▶ [WORK TO COMPLETE]:
Return the listing below verbatim. Pictures do not belong in the copy.

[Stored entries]
^^^^^^^^^^^^^^^^
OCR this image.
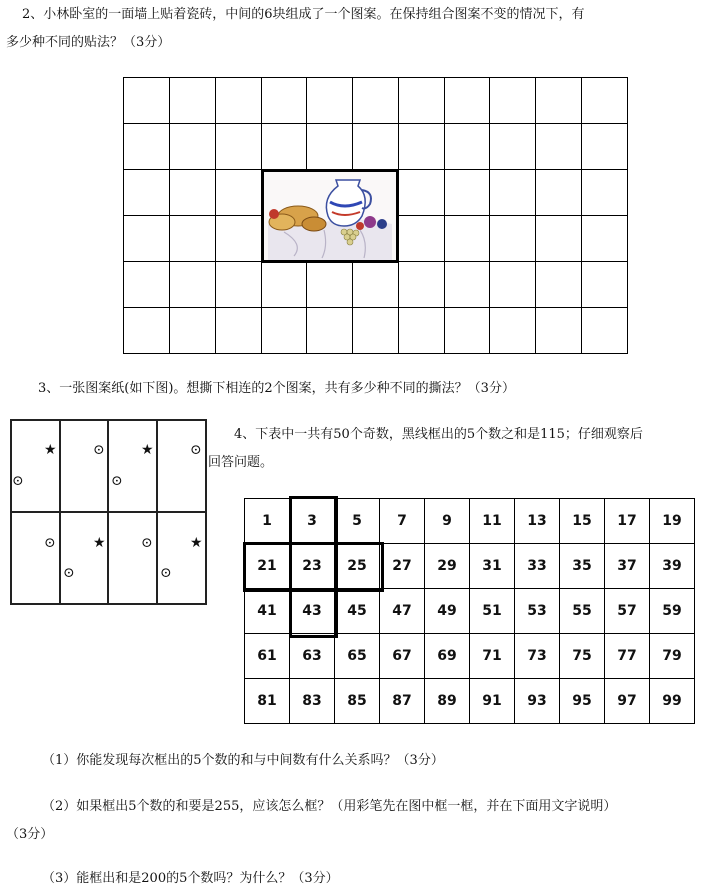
2、小林卧室的一面墙上贴着瓷砖，中间的6块组成了一个图案。在保持组合图案不变的情况下，有
多少种不同的贴法？（3分）
3、一张图案纸(如下图)。想撕下相连的2个图案，共有多少种不同的撕法？（3分）
★	⊙
⊙
★	⊙
⊙
⊙
⊙
★	⊙
⊙
★
4、下表中一共有50个奇数，黑线框出的5个数之和是115；仔细观察后
回答问题。
1	3	5	7	9	11	13	15	17	19
21	23	25	27	29	31	33	35	37	39
41	43	45	47	49	51	53	55	57	59
61	63	65	67	69	71	73	75	77	79
81	83	85	87	89	91	93	95	97	99
（1）你能发现每次框出的5个数的和与中间数有什么关系吗？（3分）
（2）如果框出5个数的和要是255，应该怎么框？（用彩笔先在图中框一框，并在下面用文字说明）
（3分）
（3）能框出和是200的5个数吗？为什么？（3分）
^^^^^^^^^^^^^^^^
▶ [SOLUTION TO THIS EXERCISE]:
OCR this image.
2、小林卧室的一面墙上贴着瓷砖，中间的6块组成了一个图案。在保持组合图案不变的情况下，有
多少种不同的贴法？（3分）
3、一张图案纸(如下图)。想撕下相连的2个图案，共有多少种不同的撕法？（3分）
★	⊙
⊙
★	⊙
⊙
⊙
⊙
★	⊙
⊙
★
4、下表中一共有50个奇数，黑线框出的5个数之和是115；仔细观察后
回答问题。
1	3	5	7	9	11	13	15	17	19
21	23	25	27	29	31	33	35	37	39
41	43	45	47	49	51	53	55	57	59
61	63	65	67	69	71	73	75	77	79
81	83	85	87	89	91	93	95	97	99
（1）你能发现每次框出的5个数的和与中间数有什么关系吗？（3分）
（2）如果框出5个数的和要是255，应该怎么框？（用彩笔先在图中框一框，并在下面用文字说明）
（3分）
（3）能框出和是200的5个数吗？为什么？（3分）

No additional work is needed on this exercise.